### Assignment
In the material below, write out each line word for word and omit the pictures.

### Raw data
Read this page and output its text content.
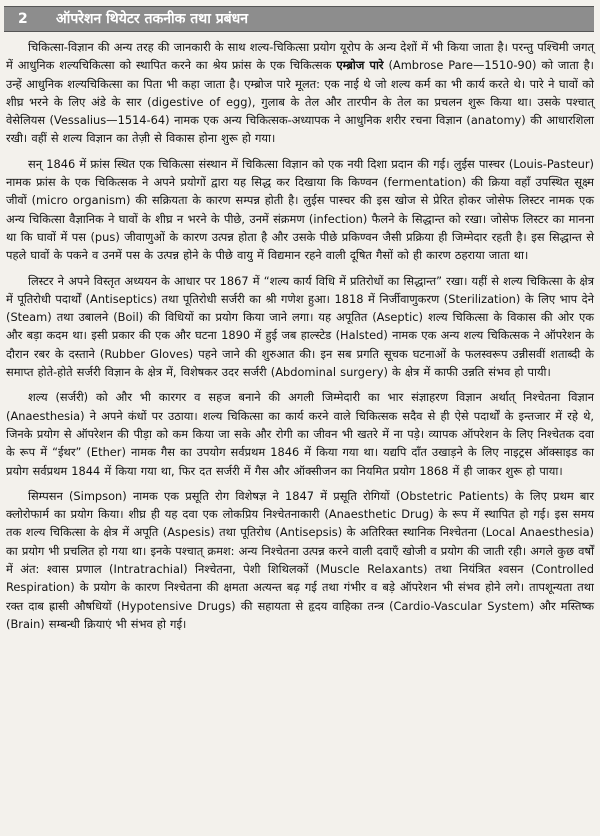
2 ऑपरेशन थियेटर तकनीक तथा प्रबंधन

चिकित्सा-विज्ञान की अन्य तरह की जानकारी के साथ शल्य-चिकित्सा प्रयोग यूरोप के अन्य देशों में भी किया जाता है। परन्तु पश्चिमी जगत् में आधुनिक शल्यचिकित्सा को स्थापित करने का श्रेय फ्रांस के एक चिकित्सक एम्ब्रोज पारे (Ambrose Pare—1510-90) को जाता है। उन्हें आधुनिक शल्यचिकित्सा का पिता भी कहा जाता है। एम्ब्रोज पारे मूलत: एक नाई थे जो शल्य कर्म का भी कार्य करते थे। पारे ने घावों को शीघ्र भरने के लिए अंडे के सार (digestive of egg), गुलाब के तेल और तारपीन के तेल का प्रचलन शुरू किया था। उसके पश्चात् वेसेलियस (Vessalius—1514-64) नामक एक अन्य चिकित्सक-अध्यापक ने आधुनिक शरीर रचना विज्ञान (anatomy) की आधारशिला रखी। वहीं से शल्य विज्ञान का तेज़ी से विकास होना शुरू हो गया।

सन् 1846 में फ्रांस स्थित एक चिकित्सा संस्थान में चिकित्सा विज्ञान को एक नयी दिशा प्रदान की गई। लुईस पास्चर (Louis-Pasteur) नामक फ्रांस के एक चिकित्सक ने अपने प्रयोगों द्वारा यह सिद्ध कर दिखाया कि किण्वन (fermentation) की क्रिया वहाँ उपस्थित सूक्ष्म जीवों (micro organism) की सक्रियता के कारण सम्पन्न होती है। लुईस पास्चर की इस खोज से प्रेरित होकर जोसेफ लिस्टर नामक एक अन्य चिकित्सा वैज्ञानिक ने घावों के शीघ्र न भरने के पीछे, उनमें संक्रमण (infection) फैलने के सिद्धान्त को रखा। जोसेफ लिस्टर का मानना था कि घावों में पस (pus) जीवाणुओं के कारण उत्पन्न होता है और उसके पीछे प्रकिण्वन जैसी प्रक्रिया ही जिम्मेदार रहती है। इस सिद्धान्त से पहले घावों के पकने व उनमें पस के उत्पन्न होने के पीछे वायु में विद्यमान रहने वाली दूषित गैसों को ही कारण ठहराया जाता था।

लिस्टर ने अपने विस्तृत अध्ययन के आधार पर 1867 में “शल्य कार्य विधि में प्रतिरोधों का सिद्धान्त” रखा। यहीं से शल्य चिकित्सा के क्षेत्र में पूतिरोधी पदार्थों (Antiseptics) तथा पूतिरोधी सर्जरी का श्री गणेश हुआ। 1818 में निर्जीवाणुकरण (Sterilization) के लिए भाप देने (Steam) तथा उबालने (Boil) की विधियों का प्रयोग किया जाने लगा। यह अपूतित (Aseptic) शल्य चिकित्सा के विकास की ओर एक और बड़ा कदम था। इसी प्रकार की एक और घटना 1890 में हुई जब हाल्स्टेड (Halsted) नामक एक अन्य शल्य चिकित्सक ने ऑपरेशन के दौरान रबर के दस्ताने (Rubber Gloves) पहने जाने की शुरुआत की। इन सब प्रगति सूचक घटनाओं के फलस्वरूप उन्नीसवीं शताब्दी के समाप्त होते-होते सर्जरी विज्ञान के क्षेत्र में, विशेषकर उदर सर्जरी (Abdominal surgery) के क्षेत्र में काफी उन्नति संभव हो पायी।

शल्य (सर्जरी) को और भी कारगर व सहज बनाने की अगली जिम्मेदारी का भार संज्ञाहरण विज्ञान अर्थात् निश्चेतना विज्ञान (Anaesthesia) ने अपने कंधों पर उठाया। शल्य चिकित्सा का कार्य करने वाले चिकित्सक सदैव से ही ऐसे पदार्थों के इन्तजार में रहे थे, जिनके प्रयोग से ऑपरेशन की पीड़ा को कम किया जा सके और रोगी का जीवन भी खतरे में ना पड़े। व्यापक ऑपरेशन के लिए निश्चेतक दवा के रूप में “ईथर” (Ether) नामक गैस का उपयोग सर्वप्रथम 1846 में किया गया था। यद्यपि दाँत उखाड़ने के लिए नाइट्रस ऑक्साइड का प्रयोग सर्वप्रथम 1844 में किया गया था, फिर दत सर्जरी में गैस और ऑक्सीजन का नियमित प्रयोग 1868 में ही जाकर शुरू हो पाया।

सिम्पसन (Simpson) नामक एक प्रसूति रोग विशेषज्ञ ने 1847 में प्रसूति रोगियों (Obstetric Patients) के लिए प्रथम बार क्लोरोफार्म का प्रयोग किया। शीघ्र ही यह दवा एक लोकप्रिय निश्चेतनाकारी (Anaesthetic Drug) के रूप में स्थापित हो गई। इस समय तक शल्य चिकित्सा के क्षेत्र में अपूति (Aspesis) तथा पूतिरोध (Antisepsis) के अतिरिक्त स्थानिक निश्चेतना (Local Anaesthesia) का प्रयोग भी प्रचलित हो गया था। इनके पश्चात् क्रमश: अन्य निश्चेतना उत्पन्न करने वाली दवाएँ खोजी व प्रयोग की जाती रही। अगले कुछ वर्षों में अंत: श्वास प्रणाल (Intratrachial) निश्चेतना, पेशी शिथिलकों (Muscle Relaxants) तथा नियंत्रित श्वसन (Controlled Respiration) के प्रयोग के कारण निश्चेतना की क्षमता अत्यन्त बढ़ गई तथा गंभीर व बड़े ऑपरेशन भी संभव होने लगे। तापशून्यता तथा रक्त दाब ह्रासी औषधियों (Hypotensive Drugs) की सहायता से हृदय वाहिका तन्त्र (Cardio-Vascular System) और मस्तिष्क (Brain) सम्बन्धी क्रियाएं भी संभव हो गई।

### Solved exercise
Read this page and output its text content.
2 ऑपरेशन थियेटर तकनीक तथा प्रबंधन

चिकित्सा-विज्ञान की अन्य तरह की जानकारी के साथ शल्य-चिकित्सा प्रयोग यूरोप के अन्य देशों में भी किया जाता है। परन्तु पश्चिमी जगत् में आधुनिक शल्यचिकित्सा को स्थापित करने का श्रेय फ्रांस के एक चिकित्सक एम्ब्रोज पारे (Ambrose Pare—1510-90) को जाता है। उन्हें आधुनिक शल्यचिकित्सा का पिता भी कहा जाता है। एम्ब्रोज पारे मूलत: एक नाई थे जो शल्य कर्म का भी कार्य करते थे। पारे ने घावों को शीघ्र भरने के लिए अंडे के सार (digestive of egg), गुलाब के तेल और तारपीन के तेल का प्रचलन शुरू किया था। उसके पश्चात् वेसेलियस (Vessalius—1514-64) नामक एक अन्य चिकित्सक-अध्यापक ने आधुनिक शरीर रचना विज्ञान (anatomy) की आधारशिला रखी। वहीं से शल्य विज्ञान का तेज़ी से विकास होना शुरू हो गया।

सन् 1846 में फ्रांस स्थित एक चिकित्सा संस्थान में चिकित्सा विज्ञान को एक नयी दिशा प्रदान की गई। लुईस पास्चर (Louis-Pasteur) नामक फ्रांस के एक चिकित्सक ने अपने प्रयोगों द्वारा यह सिद्ध कर दिखाया कि किण्वन (fermentation) की क्रिया वहाँ उपस्थित सूक्ष्म जीवों (micro organism) की सक्रियता के कारण सम्पन्न होती है। लुईस पास्चर की इस खोज से प्रेरित होकर जोसेफ लिस्टर नामक एक अन्य चिकित्सा वैज्ञानिक ने घावों के शीघ्र न भरने के पीछे, उनमें संक्रमण (infection) फैलने के सिद्धान्त को रखा। जोसेफ लिस्टर का मानना था कि घावों में पस (pus) जीवाणुओं के कारण उत्पन्न होता है और उसके पीछे प्रकिण्वन जैसी प्रक्रिया ही जिम्मेदार रहती है। इस सिद्धान्त से पहले घावों के पकने व उनमें पस के उत्पन्न होने के पीछे वायु में विद्यमान रहने वाली दूषित गैसों को ही कारण ठहराया जाता था।

लिस्टर ने अपने विस्तृत अध्ययन के आधार पर 1867 में “शल्य कार्य विधि में प्रतिरोधों का सिद्धान्त” रखा। यहीं से शल्य चिकित्सा के क्षेत्र में पूतिरोधी पदार्थों (Antiseptics) तथा पूतिरोधी सर्जरी का श्री गणेश हुआ। 1818 में निर्जीवाणुकरण (Sterilization) के लिए भाप देने (Steam) तथा उबालने (Boil) की विधियों का प्रयोग किया जाने लगा। यह अपूतित (Aseptic) शल्य चिकित्सा के विकास की ओर एक और बड़ा कदम था। इसी प्रकार की एक और घटना 1890 में हुई जब हाल्स्टेड (Halsted) नामक एक अन्य शल्य चिकित्सक ने ऑपरेशन के दौरान रबर के दस्ताने (Rubber Gloves) पहने जाने की शुरुआत की। इन सब प्रगति सूचक घटनाओं के फलस्वरूप उन्नीसवीं शताब्दी के समाप्त होते-होते सर्जरी विज्ञान के क्षेत्र में, विशेषकर उदर सर्जरी (Abdominal surgery) के क्षेत्र में काफी उन्नति संभव हो पायी।

शल्य (सर्जरी) को और भी कारगर व सहज बनाने की अगली जिम्मेदारी का भार संज्ञाहरण विज्ञान अर्थात् निश्चेतना विज्ञान (Anaesthesia) ने अपने कंधों पर उठाया। शल्य चिकित्सा का कार्य करने वाले चिकित्सक सदैव से ही ऐसे पदार्थों के इन्तजार में रहे थे, जिनके प्रयोग से ऑपरेशन की पीड़ा को कम किया जा सके और रोगी का जीवन भी खतरे में ना पड़े। व्यापक ऑपरेशन के लिए निश्चेतक दवा के रूप में “ईथर” (Ether) नामक गैस का उपयोग सर्वप्रथम 1846 में किया गया था। यद्यपि दाँत उखाड़ने के लिए नाइट्रस ऑक्साइड का प्रयोग सर्वप्रथम 1844 में किया गया था, फिर दत सर्जरी में गैस और ऑक्सीजन का नियमित प्रयोग 1868 में ही जाकर शुरू हो पाया।

सिम्पसन (Simpson) नामक एक प्रसूति रोग विशेषज्ञ ने 1847 में प्रसूति रोगियों (Obstetric Patients) के लिए प्रथम बार क्लोरोफार्म का प्रयोग किया। शीघ्र ही यह दवा एक लोकप्रिय निश्चेतनाकारी (Anaesthetic Drug) के रूप में स्थापित हो गई। इस समय तक शल्य चिकित्सा के क्षेत्र में अपूति (Aspesis) तथा पूतिरोध (Antisepsis) के अतिरिक्त स्थानिक निश्चेतना (Local Anaesthesia) का प्रयोग भी प्रचलित हो गया था। इनके पश्चात् क्रमश: अन्य निश्चेतना उत्पन्न करने वाली दवाएँ खोजी व प्रयोग की जाती रही। अगले कुछ वर्षों में अंत: श्वास प्रणाल (Intratrachial) निश्चेतना, पेशी शिथिलकों (Muscle Relaxants) तथा नियंत्रित श्वसन (Controlled Respiration) के प्रयोग के कारण निश्चेतना की क्षमता अत्यन्त बढ़ गई तथा गंभीर व बड़े ऑपरेशन भी संभव होने लगे। तापशून्यता तथा रक्त दाब ह्रासी औषधियों (Hypotensive Drugs) की सहायता से हृदय वाहिका तन्त्र (Cardio-Vascular System) और मस्तिष्क (Brain) सम्बन्धी क्रियाएं भी संभव हो गई।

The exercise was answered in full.